▶ [Page excerpt]:
━━━━━━━━━━
Ellen Parent grew up in rural Vermont and spent her childhood torn between her love of the mountains and valleys of her home and a strong urge to go adventuring. This tension pushed her to leave Vermont, made it inevitable that she would return, and inspired the first kernels of her forthcoming novel, After the Fall. Ellen writes because she’s driven to explore the concept of home: its landscapes, its people, its contradictions. She also writes because it’s a delight to submerge in new worlds and to play around with words.
Ellen penned her first book in sixth grade, an opus chronicling a young girl’s secret spy mission across multiple continents. Critics raved, with one friend declaring it “cool” and an English teacher reflecting, “I kept wondering when it was going to end.” Undeterred, Ellen turned to poetry and spent her high school years haunting the local bookstore and, in the tradition of all great adolescent poets, scribbling self-consciously in a little black notebook.
After high school, Ellen finally left Vermont to earn a B.A. in Poetry from Wheaton College. A French minor, Ellen studied abroad in Paris and then returned to France after graduation to teach English in the rural farming community of Montmorillon. After a year of gallivanting around Europe, the call of Vermont’s leaf-loam breezes and goldenrod roadsides pulled her back. Because she loved writing and books, she earned her teaching license in English from Champlain College. Upon realizing that writing and books make up a surprisingly small portion of a healthy high school English class, she added a low-residency Master of Fine Arts to her life, earning her M.F.A in Fiction from the Solstice program at Lasell University. At Solstice, she benefited from the mentorship of poet Laure-Anne Bosselaar, novelist Laura Williams McCaffrey, and many other inspiring faculty and students.
━━━━━━━━━━
Page layout parsing data:
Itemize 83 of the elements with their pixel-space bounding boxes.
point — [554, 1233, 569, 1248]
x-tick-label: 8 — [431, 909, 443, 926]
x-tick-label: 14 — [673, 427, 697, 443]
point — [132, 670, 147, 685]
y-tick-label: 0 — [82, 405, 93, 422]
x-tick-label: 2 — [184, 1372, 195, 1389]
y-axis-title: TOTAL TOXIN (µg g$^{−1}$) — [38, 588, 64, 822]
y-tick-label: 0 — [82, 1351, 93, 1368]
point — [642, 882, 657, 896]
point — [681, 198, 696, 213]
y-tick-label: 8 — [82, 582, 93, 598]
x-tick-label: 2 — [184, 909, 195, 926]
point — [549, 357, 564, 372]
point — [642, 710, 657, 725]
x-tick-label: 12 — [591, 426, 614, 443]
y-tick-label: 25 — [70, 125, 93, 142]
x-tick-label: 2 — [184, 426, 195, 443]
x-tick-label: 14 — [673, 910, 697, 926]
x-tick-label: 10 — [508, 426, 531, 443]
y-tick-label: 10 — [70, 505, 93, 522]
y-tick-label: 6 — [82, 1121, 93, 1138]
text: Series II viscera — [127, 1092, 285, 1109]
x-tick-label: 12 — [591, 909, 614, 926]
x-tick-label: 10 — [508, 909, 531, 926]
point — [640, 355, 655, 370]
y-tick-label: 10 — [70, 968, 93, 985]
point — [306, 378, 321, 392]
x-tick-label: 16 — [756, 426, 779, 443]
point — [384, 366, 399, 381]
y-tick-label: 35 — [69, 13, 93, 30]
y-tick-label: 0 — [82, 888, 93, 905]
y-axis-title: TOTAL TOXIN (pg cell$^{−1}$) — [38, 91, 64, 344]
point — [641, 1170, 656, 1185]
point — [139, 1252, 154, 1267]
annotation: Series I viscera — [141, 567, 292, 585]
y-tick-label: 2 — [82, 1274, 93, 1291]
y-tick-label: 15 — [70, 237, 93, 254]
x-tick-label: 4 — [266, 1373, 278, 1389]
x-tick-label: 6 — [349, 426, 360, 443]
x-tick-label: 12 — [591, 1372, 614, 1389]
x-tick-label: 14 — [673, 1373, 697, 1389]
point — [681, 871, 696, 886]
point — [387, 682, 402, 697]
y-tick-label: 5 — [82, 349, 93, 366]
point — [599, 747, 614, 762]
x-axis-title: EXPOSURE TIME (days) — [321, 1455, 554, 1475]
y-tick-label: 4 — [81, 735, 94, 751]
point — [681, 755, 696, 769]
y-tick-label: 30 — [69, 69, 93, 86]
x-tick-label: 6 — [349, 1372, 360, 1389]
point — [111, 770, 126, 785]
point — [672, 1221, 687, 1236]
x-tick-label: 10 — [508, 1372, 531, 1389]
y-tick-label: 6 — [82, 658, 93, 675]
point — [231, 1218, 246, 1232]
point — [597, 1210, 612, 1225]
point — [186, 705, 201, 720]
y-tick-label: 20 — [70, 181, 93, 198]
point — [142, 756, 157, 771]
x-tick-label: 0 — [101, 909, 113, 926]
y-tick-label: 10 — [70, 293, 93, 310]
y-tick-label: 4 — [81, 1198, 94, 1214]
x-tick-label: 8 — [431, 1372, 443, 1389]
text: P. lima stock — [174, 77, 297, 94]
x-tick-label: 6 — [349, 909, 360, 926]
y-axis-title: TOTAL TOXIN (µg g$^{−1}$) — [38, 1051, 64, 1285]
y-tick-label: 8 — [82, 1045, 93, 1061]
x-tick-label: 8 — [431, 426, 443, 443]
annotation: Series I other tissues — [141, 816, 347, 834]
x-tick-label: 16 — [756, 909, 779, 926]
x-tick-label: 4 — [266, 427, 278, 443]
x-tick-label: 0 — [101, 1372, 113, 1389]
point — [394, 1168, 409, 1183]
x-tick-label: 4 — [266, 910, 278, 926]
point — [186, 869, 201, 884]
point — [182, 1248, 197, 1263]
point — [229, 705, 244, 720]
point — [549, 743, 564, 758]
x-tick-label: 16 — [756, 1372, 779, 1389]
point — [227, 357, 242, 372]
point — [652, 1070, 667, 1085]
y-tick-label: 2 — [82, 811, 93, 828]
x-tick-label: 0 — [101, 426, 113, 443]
━━━━━━━━━━
▶ [Task instructions]: Resume the biography of Ellen Parent, starting right after its final sentence.

▶ [Result of the exercise]:
Today, Ellen teaches at Harwood Union High School and balances writing with gardening, painting, and making movies with her friends. She was a finalist for the Vermont Writers Prize in 2015, and a finalist for the Mike Resnick Memorial Award for Fiction in 2022. Her poetry has been featured in Vermont Magazine, Bloodroot Literary Magazine, and the anthology Birchsong: Poetry Centered in Vermont, among others. Her debut novel, After the Fall, is young adult climate fiction set in a future version of Vermont devastated by the effects of climate change. In After the Fall, a young woman searches for the truth about her past in a world where history has long been forgotten. Ellen lives in a small house on the edge of a big field with her writer husband, her young daughter, and two entitled cats.
Regal House Publishing is proud to bring you After the Fall in the fall of 2024.